(Records of where elements appear)
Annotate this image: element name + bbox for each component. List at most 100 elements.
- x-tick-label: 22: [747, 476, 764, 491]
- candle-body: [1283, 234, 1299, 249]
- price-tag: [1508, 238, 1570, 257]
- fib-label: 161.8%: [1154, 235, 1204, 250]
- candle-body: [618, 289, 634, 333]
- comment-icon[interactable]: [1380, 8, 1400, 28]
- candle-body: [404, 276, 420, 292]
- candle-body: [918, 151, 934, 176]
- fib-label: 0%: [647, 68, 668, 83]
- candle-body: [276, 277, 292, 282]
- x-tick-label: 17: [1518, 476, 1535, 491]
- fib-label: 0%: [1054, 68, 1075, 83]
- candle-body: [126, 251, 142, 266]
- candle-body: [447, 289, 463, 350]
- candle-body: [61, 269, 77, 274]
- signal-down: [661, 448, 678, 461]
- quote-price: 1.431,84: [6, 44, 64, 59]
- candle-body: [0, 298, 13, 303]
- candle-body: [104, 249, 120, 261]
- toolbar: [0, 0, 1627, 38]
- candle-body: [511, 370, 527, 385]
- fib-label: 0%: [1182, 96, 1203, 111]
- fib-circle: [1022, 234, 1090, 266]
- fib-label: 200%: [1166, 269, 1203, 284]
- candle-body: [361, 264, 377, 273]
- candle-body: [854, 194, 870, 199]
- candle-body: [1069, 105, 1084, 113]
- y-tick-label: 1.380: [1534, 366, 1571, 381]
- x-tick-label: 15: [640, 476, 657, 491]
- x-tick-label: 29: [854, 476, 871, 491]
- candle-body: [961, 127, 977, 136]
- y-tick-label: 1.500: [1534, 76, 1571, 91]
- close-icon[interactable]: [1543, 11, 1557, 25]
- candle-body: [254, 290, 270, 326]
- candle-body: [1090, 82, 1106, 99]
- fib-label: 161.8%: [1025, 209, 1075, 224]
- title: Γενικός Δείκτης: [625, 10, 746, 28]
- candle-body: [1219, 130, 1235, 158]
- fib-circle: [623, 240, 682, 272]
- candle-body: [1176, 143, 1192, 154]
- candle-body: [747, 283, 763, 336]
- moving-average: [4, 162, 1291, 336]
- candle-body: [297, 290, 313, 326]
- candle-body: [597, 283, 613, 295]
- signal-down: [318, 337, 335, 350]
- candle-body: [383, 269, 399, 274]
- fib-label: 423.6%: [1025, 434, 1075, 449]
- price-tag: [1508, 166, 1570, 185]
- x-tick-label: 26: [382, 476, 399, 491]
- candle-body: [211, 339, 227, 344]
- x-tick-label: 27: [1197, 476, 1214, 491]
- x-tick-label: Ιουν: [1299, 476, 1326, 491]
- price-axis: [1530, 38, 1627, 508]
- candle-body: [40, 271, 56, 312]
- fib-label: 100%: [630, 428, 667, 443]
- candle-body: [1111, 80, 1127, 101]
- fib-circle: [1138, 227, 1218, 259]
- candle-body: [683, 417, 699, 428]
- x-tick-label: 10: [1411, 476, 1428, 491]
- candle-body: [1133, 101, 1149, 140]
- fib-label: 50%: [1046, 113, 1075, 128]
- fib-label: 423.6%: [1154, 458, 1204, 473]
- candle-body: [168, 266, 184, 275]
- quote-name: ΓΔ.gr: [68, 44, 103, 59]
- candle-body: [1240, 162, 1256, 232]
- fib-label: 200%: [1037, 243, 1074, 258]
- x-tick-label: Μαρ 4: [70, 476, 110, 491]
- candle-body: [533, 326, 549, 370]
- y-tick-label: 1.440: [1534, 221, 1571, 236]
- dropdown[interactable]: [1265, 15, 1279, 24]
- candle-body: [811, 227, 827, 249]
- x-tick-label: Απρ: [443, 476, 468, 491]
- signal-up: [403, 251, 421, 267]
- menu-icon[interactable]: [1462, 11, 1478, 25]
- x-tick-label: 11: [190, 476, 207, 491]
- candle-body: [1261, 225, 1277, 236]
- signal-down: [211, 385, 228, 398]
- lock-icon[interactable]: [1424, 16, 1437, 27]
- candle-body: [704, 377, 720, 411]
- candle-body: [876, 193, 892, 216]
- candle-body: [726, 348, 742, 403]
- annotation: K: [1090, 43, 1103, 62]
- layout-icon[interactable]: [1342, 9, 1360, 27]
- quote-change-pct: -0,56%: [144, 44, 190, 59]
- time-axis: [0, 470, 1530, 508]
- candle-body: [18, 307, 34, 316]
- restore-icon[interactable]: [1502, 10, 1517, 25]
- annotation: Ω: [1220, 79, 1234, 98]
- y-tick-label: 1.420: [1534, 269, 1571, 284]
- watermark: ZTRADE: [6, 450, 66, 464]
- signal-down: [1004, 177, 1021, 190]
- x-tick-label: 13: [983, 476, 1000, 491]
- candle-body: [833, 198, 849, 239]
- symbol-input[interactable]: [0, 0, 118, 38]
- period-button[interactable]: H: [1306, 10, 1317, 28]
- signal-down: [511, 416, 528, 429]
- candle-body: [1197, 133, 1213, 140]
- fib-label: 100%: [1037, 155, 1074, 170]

__What needs to be done__. Render all of the lines above as a numbered list, leaving out any blank lines.

__Final result__.
1. Annotate this image: element name + bbox for each component. List at most 100 elements.
2. - x-tick-label: 22: [747, 476, 764, 491]
3. - candle-body: [1283, 234, 1299, 249]
4. - price-tag: [1508, 238, 1570, 257]
5. - fib-label: 161.8%: [1154, 235, 1204, 250]
6. - candle-body: [618, 289, 634, 333]
7. - comment-icon[interactable]: [1380, 8, 1400, 28]
8. - candle-body: [404, 276, 420, 292]
9. - candle-body: [918, 151, 934, 176]
10. - fib-label: 0%: [647, 68, 668, 83]
11. - candle-body: [276, 277, 292, 282]
12. - x-tick-label: 17: [1518, 476, 1535, 491]
13. - fib-label: 0%: [1054, 68, 1075, 83]
14. - candle-body: [126, 251, 142, 266]
15. - candle-body: [447, 289, 463, 350]
16. - candle-body: [61, 269, 77, 274]
17. - signal-down: [661, 448, 678, 461]
18. - quote-price: 1.431,84: [6, 44, 64, 59]
19. - candle-body: [0, 298, 13, 303]
20. - candle-body: [104, 249, 120, 261]
21. - toolbar: [0, 0, 1627, 38]
22. - candle-body: [511, 370, 527, 385]
23. - fib-label: 0%: [1182, 96, 1203, 111]
24. - fib-circle: [1022, 234, 1090, 266]
25. - fib-label: 200%: [1166, 269, 1203, 284]
26. - candle-body: [361, 264, 377, 273]
27. - candle-body: [854, 194, 870, 199]
28. - candle-body: [1069, 105, 1084, 113]
29. - y-tick-label: 1.380: [1534, 366, 1571, 381]
30. - x-tick-label: 15: [640, 476, 657, 491]
31. - x-tick-label: 29: [854, 476, 871, 491]
32. - candle-body: [961, 127, 977, 136]
33. - y-tick-label: 1.500: [1534, 76, 1571, 91]
34. - close-icon[interactable]: [1543, 11, 1557, 25]
35. - candle-body: [254, 290, 270, 326]
36. - candle-body: [1090, 82, 1106, 99]
37. - fib-label: 161.8%: [1025, 209, 1075, 224]
38. - title: Γενικός Δείκτης: [625, 10, 746, 28]
39. - candle-body: [1219, 130, 1235, 158]
40. - fib-circle: [623, 240, 682, 272]
41. - candle-body: [1176, 143, 1192, 154]
42. - candle-body: [747, 283, 763, 336]
43. - moving-average: [4, 162, 1291, 336]
44. - candle-body: [297, 290, 313, 326]
45. - candle-body: [597, 283, 613, 295]
46. - signal-down: [318, 337, 335, 350]
47. - candle-body: [383, 269, 399, 274]
48. - fib-label: 423.6%: [1025, 434, 1075, 449]
49. - price-tag: [1508, 166, 1570, 185]
50. - x-tick-label: 26: [382, 476, 399, 491]
51. - candle-body: [211, 339, 227, 344]
52. - x-tick-label: 27: [1197, 476, 1214, 491]
53. - x-tick-label: Ιουν: [1299, 476, 1326, 491]
54. - price-axis: [1530, 38, 1627, 508]
55. - candle-body: [40, 271, 56, 312]
56. - fib-label: 100%: [630, 428, 667, 443]
57. - candle-body: [1111, 80, 1127, 101]
58. - fib-circle: [1138, 227, 1218, 259]
59. - candle-body: [683, 417, 699, 428]
60. - x-tick-label: 10: [1411, 476, 1428, 491]
61. - candle-body: [1133, 101, 1149, 140]
62. - fib-label: 50%: [1046, 113, 1075, 128]
63. - fib-label: 423.6%: [1154, 458, 1204, 473]
64. - candle-body: [168, 266, 184, 275]
65. - quote-name: ΓΔ.gr: [68, 44, 103, 59]
66. - candle-body: [1240, 162, 1256, 232]
67. - fib-label: 200%: [1037, 243, 1074, 258]
68. - x-tick-label: Μαρ 4: [70, 476, 110, 491]
69. - candle-body: [533, 326, 549, 370]
70. - y-tick-label: 1.440: [1534, 221, 1571, 236]
71. - dropdown[interactable]: [1265, 15, 1279, 24]
72. - candle-body: [811, 227, 827, 249]
73. - x-tick-label: Απρ: [443, 476, 468, 491]
74. - signal-up: [403, 251, 421, 267]
75. - menu-icon[interactable]: [1462, 11, 1478, 25]
76. - x-tick-label: 11: [190, 476, 207, 491]
77. - candle-body: [1261, 225, 1277, 236]
78. - signal-down: [211, 385, 228, 398]
79. - lock-icon[interactable]: [1424, 16, 1437, 27]
80. - candle-body: [704, 377, 720, 411]
81. - candle-body: [876, 193, 892, 216]
82. - candle-body: [726, 348, 742, 403]
83. - annotation: K: [1090, 43, 1103, 62]
84. - layout-icon[interactable]: [1342, 9, 1360, 27]
85. - quote-change-pct: -0,56%: [144, 44, 190, 59]
86. - time-axis: [0, 470, 1530, 508]
87. - candle-body: [18, 307, 34, 316]
88. - restore-icon[interactable]: [1502, 10, 1517, 25]
89. - annotation: Ω: [1220, 79, 1234, 98]
90. - y-tick-label: 1.420: [1534, 269, 1571, 284]
91. - watermark: ZTRADE: [6, 450, 66, 464]
92. - signal-down: [1004, 177, 1021, 190]
93. - x-tick-label: 13: [983, 476, 1000, 491]
94. - candle-body: [833, 198, 849, 239]
95. - symbol-input[interactable]: [0, 0, 118, 38]
96. - period-button[interactable]: H: [1306, 10, 1317, 28]
97. - signal-down: [511, 416, 528, 429]
98. - candle-body: [1197, 133, 1213, 140]
99. - fib-label: 100%: [1037, 155, 1074, 170]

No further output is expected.